> _Exercise task_:
Collect the lines of the entries where "знач" shows up.

* Begin Provided records *

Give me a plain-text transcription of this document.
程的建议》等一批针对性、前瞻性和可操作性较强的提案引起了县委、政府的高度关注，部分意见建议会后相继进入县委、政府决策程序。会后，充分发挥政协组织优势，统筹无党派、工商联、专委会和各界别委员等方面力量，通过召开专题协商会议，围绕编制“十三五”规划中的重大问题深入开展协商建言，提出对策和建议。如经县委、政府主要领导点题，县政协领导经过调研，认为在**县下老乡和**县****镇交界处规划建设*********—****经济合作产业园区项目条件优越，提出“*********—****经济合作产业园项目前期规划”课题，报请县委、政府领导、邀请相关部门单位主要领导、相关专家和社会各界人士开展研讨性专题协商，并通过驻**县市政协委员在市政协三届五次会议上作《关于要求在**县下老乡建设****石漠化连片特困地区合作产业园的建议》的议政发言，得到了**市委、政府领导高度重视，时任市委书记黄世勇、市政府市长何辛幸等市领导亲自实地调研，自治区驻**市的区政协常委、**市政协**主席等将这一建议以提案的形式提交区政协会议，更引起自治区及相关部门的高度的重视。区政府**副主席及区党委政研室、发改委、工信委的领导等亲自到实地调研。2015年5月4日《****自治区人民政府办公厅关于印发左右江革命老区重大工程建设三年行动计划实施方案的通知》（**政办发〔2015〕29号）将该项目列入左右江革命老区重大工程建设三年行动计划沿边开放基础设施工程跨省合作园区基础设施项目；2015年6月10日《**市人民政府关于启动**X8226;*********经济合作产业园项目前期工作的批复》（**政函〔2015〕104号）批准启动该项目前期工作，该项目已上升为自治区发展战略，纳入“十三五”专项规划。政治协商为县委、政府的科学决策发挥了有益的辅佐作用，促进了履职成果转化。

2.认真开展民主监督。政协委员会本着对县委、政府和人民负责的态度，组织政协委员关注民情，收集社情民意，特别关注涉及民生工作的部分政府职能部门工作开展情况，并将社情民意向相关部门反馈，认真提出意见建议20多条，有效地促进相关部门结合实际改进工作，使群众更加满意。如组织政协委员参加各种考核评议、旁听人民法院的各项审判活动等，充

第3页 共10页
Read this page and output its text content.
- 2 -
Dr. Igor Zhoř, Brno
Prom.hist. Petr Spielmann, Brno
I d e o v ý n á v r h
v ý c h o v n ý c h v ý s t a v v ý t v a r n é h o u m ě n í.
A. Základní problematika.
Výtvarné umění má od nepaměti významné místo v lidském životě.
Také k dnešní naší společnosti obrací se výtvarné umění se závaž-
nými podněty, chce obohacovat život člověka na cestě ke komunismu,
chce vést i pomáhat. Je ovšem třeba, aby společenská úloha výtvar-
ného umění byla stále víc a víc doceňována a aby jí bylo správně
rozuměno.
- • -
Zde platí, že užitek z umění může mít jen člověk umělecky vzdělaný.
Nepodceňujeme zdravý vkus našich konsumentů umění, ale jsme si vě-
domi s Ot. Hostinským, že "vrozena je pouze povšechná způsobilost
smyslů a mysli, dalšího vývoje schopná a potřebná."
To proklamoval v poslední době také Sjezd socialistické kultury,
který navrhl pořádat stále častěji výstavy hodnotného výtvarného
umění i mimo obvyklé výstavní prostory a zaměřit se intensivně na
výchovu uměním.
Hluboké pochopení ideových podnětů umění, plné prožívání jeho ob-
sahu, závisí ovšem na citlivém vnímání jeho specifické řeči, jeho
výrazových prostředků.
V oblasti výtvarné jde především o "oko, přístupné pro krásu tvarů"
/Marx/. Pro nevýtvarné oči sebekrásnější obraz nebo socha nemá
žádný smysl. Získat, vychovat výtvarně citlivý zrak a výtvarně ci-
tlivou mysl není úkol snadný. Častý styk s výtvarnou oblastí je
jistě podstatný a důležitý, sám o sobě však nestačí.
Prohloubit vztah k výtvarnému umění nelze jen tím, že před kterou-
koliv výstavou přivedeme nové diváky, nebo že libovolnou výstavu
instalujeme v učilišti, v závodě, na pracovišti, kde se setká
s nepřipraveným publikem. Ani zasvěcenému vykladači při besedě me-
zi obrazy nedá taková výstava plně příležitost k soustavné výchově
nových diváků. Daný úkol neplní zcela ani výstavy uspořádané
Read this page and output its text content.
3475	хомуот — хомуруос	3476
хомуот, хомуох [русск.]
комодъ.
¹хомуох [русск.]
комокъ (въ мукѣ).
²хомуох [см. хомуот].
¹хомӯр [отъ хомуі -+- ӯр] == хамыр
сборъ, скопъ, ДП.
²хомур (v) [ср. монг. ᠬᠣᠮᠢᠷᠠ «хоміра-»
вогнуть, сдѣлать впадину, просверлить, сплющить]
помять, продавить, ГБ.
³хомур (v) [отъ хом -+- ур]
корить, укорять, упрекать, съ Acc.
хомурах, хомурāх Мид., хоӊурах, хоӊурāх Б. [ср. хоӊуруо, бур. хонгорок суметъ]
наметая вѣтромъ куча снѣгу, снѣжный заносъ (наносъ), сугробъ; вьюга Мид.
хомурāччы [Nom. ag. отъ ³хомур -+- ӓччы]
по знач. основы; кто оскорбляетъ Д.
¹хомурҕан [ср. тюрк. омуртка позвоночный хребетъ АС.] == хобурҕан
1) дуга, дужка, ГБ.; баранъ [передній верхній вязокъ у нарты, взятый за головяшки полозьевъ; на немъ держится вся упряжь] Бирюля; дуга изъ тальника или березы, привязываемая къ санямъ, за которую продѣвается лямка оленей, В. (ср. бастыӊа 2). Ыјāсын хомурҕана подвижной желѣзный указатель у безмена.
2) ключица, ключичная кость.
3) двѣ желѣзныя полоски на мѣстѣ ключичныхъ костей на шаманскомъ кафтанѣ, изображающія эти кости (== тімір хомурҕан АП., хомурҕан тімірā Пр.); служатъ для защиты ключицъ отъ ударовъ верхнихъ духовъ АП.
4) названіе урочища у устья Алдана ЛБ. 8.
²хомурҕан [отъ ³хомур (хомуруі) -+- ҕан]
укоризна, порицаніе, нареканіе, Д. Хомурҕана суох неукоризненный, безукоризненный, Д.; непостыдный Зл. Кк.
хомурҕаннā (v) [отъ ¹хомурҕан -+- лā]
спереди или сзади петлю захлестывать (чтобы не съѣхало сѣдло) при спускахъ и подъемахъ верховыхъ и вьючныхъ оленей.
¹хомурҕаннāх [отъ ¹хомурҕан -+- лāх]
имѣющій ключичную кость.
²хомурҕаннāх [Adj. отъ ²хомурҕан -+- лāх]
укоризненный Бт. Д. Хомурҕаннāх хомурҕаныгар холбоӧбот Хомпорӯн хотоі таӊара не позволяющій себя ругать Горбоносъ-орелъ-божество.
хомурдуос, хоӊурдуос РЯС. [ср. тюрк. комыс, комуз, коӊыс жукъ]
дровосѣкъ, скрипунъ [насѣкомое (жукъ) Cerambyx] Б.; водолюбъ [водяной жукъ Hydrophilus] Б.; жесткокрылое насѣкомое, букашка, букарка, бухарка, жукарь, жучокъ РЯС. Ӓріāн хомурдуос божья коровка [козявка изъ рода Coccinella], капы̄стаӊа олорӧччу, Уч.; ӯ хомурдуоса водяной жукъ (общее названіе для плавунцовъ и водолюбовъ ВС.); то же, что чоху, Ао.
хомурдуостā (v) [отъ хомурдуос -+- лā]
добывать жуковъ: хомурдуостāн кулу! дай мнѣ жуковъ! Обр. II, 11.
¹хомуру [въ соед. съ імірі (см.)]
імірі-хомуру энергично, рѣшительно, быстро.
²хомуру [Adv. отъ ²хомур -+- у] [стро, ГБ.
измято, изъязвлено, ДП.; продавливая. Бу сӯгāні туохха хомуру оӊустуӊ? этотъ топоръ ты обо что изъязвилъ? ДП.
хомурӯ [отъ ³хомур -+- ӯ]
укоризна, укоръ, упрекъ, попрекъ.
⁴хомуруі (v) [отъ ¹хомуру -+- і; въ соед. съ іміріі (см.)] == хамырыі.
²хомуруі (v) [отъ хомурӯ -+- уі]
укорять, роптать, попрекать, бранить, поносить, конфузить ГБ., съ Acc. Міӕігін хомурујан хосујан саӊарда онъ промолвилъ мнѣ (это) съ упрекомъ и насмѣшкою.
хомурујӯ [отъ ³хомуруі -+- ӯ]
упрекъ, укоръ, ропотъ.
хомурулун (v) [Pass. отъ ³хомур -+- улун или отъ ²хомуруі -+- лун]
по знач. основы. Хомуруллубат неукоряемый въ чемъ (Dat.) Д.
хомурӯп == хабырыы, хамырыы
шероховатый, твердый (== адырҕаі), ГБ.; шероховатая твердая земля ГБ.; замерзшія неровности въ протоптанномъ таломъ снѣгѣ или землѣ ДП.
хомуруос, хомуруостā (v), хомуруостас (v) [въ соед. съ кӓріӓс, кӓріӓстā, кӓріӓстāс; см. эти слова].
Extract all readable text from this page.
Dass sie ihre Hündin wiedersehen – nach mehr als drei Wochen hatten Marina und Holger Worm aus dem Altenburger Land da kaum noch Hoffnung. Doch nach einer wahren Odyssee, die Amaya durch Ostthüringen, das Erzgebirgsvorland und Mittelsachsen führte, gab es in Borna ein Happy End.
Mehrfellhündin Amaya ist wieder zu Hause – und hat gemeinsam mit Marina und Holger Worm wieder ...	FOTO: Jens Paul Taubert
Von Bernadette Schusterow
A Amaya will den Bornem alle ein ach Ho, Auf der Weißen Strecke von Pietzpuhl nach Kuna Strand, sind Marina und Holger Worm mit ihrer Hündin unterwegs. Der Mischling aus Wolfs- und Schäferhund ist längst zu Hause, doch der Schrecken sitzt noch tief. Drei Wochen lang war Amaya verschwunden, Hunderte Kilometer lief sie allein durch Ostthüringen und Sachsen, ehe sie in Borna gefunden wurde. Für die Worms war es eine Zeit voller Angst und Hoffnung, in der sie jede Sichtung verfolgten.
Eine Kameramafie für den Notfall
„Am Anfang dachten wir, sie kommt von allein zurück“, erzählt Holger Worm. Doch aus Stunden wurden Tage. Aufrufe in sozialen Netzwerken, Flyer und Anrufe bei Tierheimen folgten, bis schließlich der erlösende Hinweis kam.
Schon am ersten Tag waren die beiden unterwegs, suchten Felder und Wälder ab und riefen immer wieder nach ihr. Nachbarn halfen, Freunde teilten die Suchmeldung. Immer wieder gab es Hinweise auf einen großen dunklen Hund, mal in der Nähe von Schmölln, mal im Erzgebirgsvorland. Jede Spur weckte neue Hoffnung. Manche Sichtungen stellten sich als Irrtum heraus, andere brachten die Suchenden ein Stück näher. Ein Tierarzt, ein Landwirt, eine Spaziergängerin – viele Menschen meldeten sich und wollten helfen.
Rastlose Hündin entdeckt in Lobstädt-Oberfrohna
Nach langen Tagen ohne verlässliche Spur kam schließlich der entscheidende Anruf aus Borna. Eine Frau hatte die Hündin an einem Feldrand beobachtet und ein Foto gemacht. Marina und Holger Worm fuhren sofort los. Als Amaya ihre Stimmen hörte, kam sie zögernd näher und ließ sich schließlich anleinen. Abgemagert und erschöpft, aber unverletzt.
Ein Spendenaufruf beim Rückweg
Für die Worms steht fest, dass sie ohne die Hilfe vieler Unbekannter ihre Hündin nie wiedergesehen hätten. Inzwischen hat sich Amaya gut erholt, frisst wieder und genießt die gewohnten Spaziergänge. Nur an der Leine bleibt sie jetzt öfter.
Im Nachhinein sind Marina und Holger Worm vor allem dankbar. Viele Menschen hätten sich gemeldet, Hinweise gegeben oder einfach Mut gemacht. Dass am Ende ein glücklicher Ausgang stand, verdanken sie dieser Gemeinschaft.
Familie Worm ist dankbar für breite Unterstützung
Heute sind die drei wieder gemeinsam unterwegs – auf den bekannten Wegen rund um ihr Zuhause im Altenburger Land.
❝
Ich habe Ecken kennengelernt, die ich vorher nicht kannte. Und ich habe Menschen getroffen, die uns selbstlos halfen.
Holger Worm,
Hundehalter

* End Provided records *

> _Result of the exercise_:
по знач. основы; кто оскорбляетъ Д.
по знач. основы. Хомуруллубат неукоряемый въ чемъ (Dat.) Д.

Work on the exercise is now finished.